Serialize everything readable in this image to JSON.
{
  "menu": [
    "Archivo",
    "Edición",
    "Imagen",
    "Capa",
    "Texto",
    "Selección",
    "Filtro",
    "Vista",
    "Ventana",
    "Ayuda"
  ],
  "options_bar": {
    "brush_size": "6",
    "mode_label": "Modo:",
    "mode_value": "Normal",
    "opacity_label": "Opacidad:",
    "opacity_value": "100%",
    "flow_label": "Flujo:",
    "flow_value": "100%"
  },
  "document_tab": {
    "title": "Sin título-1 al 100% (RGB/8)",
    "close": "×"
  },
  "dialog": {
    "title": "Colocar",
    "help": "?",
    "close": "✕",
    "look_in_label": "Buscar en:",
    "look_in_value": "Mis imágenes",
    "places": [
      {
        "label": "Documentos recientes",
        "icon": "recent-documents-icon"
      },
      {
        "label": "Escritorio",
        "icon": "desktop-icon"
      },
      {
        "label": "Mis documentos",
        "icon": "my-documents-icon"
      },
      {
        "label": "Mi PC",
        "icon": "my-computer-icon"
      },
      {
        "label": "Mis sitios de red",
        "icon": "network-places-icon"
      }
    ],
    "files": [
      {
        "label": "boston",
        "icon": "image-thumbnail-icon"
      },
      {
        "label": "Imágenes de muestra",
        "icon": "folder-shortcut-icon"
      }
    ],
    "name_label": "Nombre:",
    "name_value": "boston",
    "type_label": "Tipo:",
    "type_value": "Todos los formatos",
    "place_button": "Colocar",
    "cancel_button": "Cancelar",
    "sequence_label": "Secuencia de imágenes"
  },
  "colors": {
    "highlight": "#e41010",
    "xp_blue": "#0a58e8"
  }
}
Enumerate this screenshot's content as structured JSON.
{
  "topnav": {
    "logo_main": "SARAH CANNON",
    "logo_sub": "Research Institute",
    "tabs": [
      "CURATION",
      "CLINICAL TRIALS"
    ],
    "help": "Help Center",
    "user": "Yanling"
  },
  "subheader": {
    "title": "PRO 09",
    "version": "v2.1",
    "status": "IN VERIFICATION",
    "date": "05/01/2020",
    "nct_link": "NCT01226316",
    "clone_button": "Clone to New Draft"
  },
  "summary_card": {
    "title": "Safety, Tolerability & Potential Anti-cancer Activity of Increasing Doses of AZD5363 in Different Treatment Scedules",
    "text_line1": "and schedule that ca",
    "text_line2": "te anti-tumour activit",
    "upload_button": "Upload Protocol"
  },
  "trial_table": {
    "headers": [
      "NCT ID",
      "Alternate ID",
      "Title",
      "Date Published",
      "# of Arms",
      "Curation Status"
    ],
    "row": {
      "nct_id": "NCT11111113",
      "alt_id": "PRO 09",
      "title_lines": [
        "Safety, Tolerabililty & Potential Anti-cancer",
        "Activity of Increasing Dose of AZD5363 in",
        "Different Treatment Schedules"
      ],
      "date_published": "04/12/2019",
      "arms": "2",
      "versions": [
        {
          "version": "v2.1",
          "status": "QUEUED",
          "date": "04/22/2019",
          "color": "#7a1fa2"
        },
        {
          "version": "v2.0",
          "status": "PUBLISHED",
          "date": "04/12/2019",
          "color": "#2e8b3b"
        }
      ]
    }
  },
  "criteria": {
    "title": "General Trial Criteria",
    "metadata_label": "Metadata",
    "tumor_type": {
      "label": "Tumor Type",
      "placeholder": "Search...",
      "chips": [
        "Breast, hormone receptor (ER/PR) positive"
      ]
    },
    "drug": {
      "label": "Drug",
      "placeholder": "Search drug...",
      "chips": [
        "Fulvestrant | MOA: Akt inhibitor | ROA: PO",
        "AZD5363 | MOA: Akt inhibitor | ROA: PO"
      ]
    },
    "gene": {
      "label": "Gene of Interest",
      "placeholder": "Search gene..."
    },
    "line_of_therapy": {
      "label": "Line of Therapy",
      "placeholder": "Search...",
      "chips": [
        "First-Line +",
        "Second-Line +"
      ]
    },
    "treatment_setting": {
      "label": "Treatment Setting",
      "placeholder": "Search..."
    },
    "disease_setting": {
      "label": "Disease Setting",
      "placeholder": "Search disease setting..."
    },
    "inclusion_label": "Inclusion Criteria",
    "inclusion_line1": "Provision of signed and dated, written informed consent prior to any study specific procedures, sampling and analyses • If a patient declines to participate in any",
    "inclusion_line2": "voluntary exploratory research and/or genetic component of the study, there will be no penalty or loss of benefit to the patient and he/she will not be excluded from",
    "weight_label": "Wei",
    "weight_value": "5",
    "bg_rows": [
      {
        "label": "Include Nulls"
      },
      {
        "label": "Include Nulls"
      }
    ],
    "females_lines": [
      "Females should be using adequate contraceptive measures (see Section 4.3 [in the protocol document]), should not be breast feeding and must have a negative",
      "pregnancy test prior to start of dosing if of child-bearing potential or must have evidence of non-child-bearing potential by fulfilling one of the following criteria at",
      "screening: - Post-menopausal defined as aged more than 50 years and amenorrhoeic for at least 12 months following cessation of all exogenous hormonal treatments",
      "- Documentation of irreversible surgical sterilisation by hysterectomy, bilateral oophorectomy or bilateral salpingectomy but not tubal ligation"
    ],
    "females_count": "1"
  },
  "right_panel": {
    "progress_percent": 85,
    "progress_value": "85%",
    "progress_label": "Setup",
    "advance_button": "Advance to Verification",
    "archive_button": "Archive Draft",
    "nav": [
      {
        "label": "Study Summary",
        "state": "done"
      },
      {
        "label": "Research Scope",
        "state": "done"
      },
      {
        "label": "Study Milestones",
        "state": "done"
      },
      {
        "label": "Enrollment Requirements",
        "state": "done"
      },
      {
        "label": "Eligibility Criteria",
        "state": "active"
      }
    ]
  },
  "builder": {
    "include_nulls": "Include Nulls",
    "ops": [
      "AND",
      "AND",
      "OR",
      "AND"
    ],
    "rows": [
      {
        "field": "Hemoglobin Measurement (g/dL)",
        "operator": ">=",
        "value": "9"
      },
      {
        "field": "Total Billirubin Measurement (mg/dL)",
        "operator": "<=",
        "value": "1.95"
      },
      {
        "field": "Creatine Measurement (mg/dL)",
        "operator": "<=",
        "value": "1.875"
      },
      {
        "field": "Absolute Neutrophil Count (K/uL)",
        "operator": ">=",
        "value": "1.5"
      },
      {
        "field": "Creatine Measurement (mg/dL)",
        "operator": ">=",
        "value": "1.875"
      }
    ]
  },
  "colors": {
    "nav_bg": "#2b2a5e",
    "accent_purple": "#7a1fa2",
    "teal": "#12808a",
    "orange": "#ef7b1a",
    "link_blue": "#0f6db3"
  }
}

--- WHAT YOU ARE ASKED TO DO ---
Tally up the lines above containing "cancer"; the number is the full answer.

--- TASK OUTPUT ---
2